§ Records for processing:
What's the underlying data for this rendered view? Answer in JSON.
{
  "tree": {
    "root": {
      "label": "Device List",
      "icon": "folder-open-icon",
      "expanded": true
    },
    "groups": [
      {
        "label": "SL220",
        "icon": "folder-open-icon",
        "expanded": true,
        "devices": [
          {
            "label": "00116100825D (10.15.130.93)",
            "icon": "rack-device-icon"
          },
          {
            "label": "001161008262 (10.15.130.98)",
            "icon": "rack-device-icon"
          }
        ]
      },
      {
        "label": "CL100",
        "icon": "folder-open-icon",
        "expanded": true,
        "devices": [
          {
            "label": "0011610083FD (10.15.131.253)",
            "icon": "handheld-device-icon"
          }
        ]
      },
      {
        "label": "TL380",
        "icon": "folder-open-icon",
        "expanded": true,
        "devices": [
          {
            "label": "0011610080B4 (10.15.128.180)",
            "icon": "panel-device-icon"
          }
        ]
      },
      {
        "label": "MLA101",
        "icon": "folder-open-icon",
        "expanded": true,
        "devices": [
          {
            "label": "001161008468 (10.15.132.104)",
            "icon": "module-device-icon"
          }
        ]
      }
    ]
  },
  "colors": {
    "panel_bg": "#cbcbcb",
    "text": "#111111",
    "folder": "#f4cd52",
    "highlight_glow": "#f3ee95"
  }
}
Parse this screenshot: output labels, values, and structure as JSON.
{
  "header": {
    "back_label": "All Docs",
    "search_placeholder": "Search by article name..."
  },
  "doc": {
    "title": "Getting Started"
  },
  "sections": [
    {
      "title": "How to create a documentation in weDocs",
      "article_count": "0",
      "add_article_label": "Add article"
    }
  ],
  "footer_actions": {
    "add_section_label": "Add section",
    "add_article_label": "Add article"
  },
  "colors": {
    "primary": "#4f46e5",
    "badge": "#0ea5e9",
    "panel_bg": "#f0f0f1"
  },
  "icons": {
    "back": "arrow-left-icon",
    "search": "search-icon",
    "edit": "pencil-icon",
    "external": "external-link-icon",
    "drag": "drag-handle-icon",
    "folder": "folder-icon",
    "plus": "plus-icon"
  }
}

§ Exercise aim: Retype all the material above precisely, with no line left out.

§ Exercise answer:
What's the underlying data for this rendered view? Answer in JSON.
{
  "tree": {
    "root": {
      "label": "Device List",
      "icon": "folder-open-icon",
      "expanded": true
    },
    "groups": [
      {
        "label": "SL220",
        "icon": "folder-open-icon",
        "expanded": true,
        "devices": [
          {
            "label": "00116100825D (10.15.130.93)",
            "icon": "rack-device-icon"
          },
          {
            "label": "001161008262 (10.15.130.98)",
            "icon": "rack-device-icon"
          }
        ]
      },
      {
        "label": "CL100",
        "icon": "folder-open-icon",
        "expanded": true,
        "devices": [
          {
            "label": "0011610083FD (10.15.131.253)",
            "icon": "handheld-device-icon"
          }
        ]
      },
      {
        "label": "TL380",
        "icon": "folder-open-icon",
        "expanded": true,
        "devices": [
          {
            "label": "0011610080B4 (10.15.128.180)",
            "icon": "panel-device-icon"
          }
        ]
      },
      {
        "label": "MLA101",
        "icon": "folder-open-icon",
        "expanded": true,
        "devices": [
          {
            "label": "001161008468 (10.15.132.104)",
            "icon": "module-device-icon"
          }
        ]
      }
    ]
  },
  "colors": {
    "panel_bg": "#cbcbcb",
    "text": "#111111",
    "folder": "#f4cd52",
    "highlight_glow": "#f3ee95"
  }
}
Parse this screenshot: output labels, values, and structure as JSON.
{
  "header": {
    "back_label": "All Docs",
    "search_placeholder": "Search by article name..."
  },
  "doc": {
    "title": "Getting Started"
  },
  "sections": [
    {
      "title": "How to create a documentation in weDocs",
      "article_count": "0",
      "add_article_label": "Add article"
    }
  ],
  "footer_actions": {
    "add_section_label": "Add section",
    "add_article_label": "Add article"
  },
  "colors": {
    "primary": "#4f46e5",
    "badge": "#0ea5e9",
    "panel_bg": "#f0f0f1"
  },
  "icons": {
    "back": "arrow-left-icon",
    "search": "search-icon",
    "edit": "pencil-icon",
    "external": "external-link-icon",
    "drag": "drag-handle-icon",
    "folder": "folder-icon",
    "plus": "plus-icon"
  }
}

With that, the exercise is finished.